_Data records_
* Begin *
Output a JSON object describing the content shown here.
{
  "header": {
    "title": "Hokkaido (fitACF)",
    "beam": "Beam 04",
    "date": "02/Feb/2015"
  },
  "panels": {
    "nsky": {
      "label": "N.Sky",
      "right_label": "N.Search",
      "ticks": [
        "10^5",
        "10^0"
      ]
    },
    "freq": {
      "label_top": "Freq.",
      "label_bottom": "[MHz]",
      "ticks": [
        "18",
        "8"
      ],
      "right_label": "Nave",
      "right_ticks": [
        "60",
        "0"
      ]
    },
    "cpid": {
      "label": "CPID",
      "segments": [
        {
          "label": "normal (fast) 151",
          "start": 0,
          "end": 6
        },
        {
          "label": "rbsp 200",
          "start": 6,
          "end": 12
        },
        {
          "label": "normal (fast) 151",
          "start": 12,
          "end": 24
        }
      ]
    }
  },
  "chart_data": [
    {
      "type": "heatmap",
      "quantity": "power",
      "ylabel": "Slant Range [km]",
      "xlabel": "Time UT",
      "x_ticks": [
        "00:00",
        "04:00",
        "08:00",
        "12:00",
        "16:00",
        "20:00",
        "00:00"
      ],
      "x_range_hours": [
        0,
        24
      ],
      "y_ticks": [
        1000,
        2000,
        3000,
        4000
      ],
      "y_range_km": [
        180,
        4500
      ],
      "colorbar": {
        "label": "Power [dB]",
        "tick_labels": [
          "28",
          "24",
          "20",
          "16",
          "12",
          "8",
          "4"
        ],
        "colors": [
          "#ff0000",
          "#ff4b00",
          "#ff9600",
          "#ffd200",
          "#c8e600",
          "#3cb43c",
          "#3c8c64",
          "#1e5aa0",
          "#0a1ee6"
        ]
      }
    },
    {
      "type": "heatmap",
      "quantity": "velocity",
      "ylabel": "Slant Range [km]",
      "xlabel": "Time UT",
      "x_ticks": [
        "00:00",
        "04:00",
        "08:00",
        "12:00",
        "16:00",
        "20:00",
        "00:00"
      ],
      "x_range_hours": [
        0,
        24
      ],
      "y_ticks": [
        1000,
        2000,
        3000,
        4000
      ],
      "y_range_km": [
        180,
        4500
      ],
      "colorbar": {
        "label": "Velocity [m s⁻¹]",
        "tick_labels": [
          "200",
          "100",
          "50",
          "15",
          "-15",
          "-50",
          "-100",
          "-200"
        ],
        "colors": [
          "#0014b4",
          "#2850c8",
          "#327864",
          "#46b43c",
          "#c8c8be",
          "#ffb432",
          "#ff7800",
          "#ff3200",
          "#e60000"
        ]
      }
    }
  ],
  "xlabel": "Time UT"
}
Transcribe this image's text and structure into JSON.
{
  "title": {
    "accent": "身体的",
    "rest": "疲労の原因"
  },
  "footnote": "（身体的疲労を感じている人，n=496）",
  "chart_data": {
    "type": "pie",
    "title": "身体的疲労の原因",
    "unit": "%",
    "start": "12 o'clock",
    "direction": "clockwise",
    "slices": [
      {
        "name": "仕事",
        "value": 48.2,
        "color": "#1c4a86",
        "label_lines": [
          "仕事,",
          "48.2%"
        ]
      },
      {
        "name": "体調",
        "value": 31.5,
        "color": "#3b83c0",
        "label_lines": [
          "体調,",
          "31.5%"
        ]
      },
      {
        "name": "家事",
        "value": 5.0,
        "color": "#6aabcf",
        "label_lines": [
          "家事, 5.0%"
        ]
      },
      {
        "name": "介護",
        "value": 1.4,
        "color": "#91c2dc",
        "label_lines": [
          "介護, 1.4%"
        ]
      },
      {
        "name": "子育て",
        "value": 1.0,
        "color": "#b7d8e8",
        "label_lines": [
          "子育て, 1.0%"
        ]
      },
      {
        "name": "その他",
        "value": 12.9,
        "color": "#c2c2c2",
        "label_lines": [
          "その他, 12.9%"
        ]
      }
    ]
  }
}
* End *
_Exercise brief_
Output an exact copy of the lines beginning at the one that holds "Transcribe this image's" and running through the final line of the records.

_The response_
Transcribe this image's text and structure into JSON.
{
  "title": {
    "accent": "身体的",
    "rest": "疲労の原因"
  },
  "footnote": "（身体的疲労を感じている人，n=496）",
  "chart_data": {
    "type": "pie",
    "title": "身体的疲労の原因",
    "unit": "%",
    "start": "12 o'clock",
    "direction": "clockwise",
    "slices": [
      {
        "name": "仕事",
        "value": 48.2,
        "color": "#1c4a86",
        "label_lines": [
          "仕事,",
          "48.2%"
        ]
      },
      {
        "name": "体調",
        "value": 31.5,
        "color": "#3b83c0",
        "label_lines": [
          "体調,",
          "31.5%"
        ]
      },
      {
        "name": "家事",
        "value": 5.0,
        "color": "#6aabcf",
        "label_lines": [
          "家事, 5.0%"
        ]
      },
      {
        "name": "介護",
        "value": 1.4,
        "color": "#91c2dc",
        "label_lines": [
          "介護, 1.4%"
        ]
      },
      {
        "name": "子育て",
        "value": 1.0,
        "color": "#b7d8e8",
        "label_lines": [
          "子育て, 1.0%"
        ]
      },
      {
        "name": "その他",
        "value": 12.9,
        "color": "#c2c2c2",
        "label_lines": [
          "その他, 12.9%"
        ]
      }
    ]
  }
}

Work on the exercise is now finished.